Given data:
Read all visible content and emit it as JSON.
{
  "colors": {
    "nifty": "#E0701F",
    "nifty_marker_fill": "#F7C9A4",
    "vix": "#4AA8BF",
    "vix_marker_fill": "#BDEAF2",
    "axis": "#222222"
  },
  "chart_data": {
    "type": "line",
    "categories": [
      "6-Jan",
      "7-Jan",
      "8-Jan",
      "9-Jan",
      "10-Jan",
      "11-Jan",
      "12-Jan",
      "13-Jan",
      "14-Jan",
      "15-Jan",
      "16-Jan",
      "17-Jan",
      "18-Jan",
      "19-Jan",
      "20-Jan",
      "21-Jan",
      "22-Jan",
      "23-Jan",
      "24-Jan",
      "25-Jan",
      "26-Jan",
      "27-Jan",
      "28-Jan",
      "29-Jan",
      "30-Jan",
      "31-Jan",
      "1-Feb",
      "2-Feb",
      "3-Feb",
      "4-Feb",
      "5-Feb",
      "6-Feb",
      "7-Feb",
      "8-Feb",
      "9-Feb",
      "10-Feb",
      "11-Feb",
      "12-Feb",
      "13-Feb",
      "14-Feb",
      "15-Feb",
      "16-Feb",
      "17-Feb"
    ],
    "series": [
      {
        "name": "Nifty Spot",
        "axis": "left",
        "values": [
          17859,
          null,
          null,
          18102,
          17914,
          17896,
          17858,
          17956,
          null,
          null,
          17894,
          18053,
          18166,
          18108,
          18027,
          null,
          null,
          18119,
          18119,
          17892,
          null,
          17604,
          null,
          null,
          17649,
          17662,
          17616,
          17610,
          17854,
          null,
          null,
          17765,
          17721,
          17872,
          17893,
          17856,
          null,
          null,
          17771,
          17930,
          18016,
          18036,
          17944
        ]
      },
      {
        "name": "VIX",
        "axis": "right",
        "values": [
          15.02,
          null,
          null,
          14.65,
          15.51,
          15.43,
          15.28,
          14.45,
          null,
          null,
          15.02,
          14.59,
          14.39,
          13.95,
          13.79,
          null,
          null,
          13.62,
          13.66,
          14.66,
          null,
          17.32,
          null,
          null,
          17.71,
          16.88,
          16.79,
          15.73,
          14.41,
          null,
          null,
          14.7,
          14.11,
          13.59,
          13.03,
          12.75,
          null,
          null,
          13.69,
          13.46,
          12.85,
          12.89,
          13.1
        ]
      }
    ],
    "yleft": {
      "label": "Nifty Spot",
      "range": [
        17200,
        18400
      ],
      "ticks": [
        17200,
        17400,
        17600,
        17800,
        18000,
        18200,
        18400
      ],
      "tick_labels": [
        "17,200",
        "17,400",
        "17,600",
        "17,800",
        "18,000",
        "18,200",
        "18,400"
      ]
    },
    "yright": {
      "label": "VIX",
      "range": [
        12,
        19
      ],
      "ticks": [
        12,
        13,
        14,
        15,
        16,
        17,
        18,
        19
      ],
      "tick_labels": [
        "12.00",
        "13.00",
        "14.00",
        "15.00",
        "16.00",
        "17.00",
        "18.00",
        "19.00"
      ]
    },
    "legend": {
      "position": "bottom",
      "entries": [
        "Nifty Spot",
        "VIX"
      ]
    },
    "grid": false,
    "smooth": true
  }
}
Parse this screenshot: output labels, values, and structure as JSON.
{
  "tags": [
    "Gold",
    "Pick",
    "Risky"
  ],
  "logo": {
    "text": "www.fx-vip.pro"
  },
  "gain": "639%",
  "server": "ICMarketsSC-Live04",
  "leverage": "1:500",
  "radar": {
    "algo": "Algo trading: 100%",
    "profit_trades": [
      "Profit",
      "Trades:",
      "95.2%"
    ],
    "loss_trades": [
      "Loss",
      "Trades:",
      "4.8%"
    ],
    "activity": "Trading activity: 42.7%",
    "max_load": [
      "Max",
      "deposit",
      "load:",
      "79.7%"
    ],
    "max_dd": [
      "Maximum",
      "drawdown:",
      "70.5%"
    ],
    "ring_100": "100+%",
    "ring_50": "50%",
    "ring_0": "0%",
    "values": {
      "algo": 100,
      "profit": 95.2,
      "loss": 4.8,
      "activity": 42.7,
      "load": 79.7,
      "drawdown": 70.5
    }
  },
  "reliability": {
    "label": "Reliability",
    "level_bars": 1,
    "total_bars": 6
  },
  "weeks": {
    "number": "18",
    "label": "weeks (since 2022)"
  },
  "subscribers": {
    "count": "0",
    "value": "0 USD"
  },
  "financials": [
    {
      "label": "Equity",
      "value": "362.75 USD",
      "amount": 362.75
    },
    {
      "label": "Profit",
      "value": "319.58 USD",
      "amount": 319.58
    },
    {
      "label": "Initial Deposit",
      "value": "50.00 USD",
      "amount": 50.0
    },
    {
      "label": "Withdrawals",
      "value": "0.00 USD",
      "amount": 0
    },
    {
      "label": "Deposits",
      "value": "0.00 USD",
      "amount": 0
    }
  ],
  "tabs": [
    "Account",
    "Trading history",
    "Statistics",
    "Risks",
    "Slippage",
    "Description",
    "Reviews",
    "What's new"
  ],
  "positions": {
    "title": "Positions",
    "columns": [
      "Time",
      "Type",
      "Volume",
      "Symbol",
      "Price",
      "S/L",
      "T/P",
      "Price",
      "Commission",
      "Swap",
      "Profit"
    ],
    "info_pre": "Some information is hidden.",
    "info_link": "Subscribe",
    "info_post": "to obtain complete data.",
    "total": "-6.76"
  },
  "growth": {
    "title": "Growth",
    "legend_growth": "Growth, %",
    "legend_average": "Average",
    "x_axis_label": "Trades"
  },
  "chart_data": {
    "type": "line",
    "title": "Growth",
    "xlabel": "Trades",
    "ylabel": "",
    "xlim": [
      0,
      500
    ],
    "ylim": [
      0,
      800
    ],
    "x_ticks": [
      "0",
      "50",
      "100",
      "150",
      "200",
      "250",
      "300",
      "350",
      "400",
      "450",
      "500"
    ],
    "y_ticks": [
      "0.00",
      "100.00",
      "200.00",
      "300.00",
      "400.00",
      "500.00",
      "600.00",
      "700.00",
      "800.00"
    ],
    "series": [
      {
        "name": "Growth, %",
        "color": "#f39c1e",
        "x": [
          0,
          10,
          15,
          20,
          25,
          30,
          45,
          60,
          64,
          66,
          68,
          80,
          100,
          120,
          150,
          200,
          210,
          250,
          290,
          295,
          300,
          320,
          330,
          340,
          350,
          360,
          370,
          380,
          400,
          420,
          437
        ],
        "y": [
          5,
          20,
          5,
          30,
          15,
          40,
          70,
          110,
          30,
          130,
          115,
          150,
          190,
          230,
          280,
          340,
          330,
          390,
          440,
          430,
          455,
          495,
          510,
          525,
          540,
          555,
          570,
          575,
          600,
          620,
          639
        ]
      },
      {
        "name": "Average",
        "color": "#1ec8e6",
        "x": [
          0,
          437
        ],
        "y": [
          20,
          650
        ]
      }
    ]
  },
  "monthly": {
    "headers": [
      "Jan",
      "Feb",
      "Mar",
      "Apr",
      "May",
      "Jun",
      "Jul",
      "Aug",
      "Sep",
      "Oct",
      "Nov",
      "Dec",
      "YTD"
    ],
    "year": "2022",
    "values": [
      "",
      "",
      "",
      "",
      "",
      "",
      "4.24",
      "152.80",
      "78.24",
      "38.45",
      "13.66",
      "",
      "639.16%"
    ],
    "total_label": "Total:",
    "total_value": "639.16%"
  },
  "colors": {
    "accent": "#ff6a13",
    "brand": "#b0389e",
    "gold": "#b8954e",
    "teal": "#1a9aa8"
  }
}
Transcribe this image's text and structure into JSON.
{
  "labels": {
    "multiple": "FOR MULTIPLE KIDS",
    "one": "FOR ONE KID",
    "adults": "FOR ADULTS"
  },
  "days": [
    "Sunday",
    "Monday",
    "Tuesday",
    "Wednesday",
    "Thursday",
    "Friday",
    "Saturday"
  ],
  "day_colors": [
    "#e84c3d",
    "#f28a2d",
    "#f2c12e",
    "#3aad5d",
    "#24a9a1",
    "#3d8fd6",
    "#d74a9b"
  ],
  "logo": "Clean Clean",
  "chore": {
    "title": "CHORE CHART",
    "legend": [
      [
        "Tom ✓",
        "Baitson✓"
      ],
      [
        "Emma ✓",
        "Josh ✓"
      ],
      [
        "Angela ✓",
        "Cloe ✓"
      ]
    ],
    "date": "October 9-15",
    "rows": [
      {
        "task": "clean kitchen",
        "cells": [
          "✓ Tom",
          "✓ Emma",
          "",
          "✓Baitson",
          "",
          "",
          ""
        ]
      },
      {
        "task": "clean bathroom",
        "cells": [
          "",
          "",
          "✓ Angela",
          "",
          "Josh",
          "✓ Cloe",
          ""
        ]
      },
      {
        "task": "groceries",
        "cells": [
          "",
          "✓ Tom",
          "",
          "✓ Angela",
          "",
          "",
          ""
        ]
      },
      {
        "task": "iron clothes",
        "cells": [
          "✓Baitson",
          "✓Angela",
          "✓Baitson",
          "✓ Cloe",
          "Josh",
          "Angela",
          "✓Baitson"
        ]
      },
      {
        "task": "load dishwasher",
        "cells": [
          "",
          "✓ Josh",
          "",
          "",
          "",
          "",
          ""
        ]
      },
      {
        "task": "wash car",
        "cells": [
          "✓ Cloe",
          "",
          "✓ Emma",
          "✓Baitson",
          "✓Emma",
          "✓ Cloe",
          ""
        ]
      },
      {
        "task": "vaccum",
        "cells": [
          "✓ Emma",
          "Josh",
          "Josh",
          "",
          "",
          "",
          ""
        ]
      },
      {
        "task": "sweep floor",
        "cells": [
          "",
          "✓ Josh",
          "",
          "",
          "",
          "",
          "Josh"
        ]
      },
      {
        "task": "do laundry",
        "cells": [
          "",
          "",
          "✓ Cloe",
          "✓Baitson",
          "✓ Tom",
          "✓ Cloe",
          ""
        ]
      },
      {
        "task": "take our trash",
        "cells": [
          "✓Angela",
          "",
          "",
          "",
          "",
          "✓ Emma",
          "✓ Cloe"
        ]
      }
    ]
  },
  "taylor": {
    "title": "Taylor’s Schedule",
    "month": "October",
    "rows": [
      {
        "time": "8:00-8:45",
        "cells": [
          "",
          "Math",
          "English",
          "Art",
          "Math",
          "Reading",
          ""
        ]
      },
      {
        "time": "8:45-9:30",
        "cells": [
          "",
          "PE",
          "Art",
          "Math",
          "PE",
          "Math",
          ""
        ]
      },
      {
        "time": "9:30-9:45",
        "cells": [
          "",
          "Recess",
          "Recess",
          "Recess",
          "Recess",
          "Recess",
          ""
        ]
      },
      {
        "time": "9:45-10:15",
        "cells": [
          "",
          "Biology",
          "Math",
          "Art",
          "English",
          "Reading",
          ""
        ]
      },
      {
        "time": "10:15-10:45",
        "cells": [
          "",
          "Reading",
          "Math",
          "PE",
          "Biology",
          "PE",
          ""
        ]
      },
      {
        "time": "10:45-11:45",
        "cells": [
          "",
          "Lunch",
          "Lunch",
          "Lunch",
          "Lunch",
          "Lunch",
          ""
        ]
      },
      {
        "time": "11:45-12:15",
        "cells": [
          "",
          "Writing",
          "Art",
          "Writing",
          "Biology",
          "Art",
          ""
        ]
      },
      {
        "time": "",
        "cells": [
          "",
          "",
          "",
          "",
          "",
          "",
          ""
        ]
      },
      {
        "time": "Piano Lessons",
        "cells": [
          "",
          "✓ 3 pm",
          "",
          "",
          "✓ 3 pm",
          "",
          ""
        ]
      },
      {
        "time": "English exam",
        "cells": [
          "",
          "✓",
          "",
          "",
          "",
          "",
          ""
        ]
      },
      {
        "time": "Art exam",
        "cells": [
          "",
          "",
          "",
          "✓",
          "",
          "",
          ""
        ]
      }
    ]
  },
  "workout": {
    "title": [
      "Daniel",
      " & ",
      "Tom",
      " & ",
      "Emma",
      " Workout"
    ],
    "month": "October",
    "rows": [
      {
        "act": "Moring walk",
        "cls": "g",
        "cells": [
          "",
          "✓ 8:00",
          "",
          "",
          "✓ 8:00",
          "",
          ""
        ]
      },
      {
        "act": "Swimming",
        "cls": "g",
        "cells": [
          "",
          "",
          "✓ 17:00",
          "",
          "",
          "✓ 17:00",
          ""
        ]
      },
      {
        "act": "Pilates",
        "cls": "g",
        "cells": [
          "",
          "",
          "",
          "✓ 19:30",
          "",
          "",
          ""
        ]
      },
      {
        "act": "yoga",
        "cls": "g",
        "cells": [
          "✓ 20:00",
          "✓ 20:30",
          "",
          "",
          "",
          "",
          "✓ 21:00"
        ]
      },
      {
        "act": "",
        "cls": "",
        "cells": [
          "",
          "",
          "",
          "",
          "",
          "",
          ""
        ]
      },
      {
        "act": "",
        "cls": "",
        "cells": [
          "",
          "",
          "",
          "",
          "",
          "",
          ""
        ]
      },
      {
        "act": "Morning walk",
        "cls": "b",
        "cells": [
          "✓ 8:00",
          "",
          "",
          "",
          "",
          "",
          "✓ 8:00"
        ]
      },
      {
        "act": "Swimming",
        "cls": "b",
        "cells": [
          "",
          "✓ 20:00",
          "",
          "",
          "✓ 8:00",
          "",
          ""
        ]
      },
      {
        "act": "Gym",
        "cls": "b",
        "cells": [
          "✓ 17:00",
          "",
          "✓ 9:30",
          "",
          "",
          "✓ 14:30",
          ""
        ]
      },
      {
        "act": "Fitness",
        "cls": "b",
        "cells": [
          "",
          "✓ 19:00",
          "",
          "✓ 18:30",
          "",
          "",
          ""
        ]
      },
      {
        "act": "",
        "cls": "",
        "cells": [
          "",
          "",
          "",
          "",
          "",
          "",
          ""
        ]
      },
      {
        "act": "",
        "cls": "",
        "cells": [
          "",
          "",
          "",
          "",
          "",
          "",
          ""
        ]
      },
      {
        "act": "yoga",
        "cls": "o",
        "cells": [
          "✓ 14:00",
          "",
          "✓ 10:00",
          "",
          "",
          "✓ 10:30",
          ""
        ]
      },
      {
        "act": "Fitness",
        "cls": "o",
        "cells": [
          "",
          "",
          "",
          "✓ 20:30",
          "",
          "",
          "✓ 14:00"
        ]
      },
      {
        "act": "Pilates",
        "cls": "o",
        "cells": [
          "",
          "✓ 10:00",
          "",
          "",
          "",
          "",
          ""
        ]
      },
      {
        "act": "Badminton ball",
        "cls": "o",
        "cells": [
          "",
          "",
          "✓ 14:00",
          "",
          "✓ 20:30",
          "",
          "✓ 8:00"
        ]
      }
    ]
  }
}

Exercise:
Sift the material for lines with the string "amount". Copy each one found.

Response:
      "amount": 362.75
      "amount": 319.58
      "amount": 50.0
      "amount": 0
      "amount": 0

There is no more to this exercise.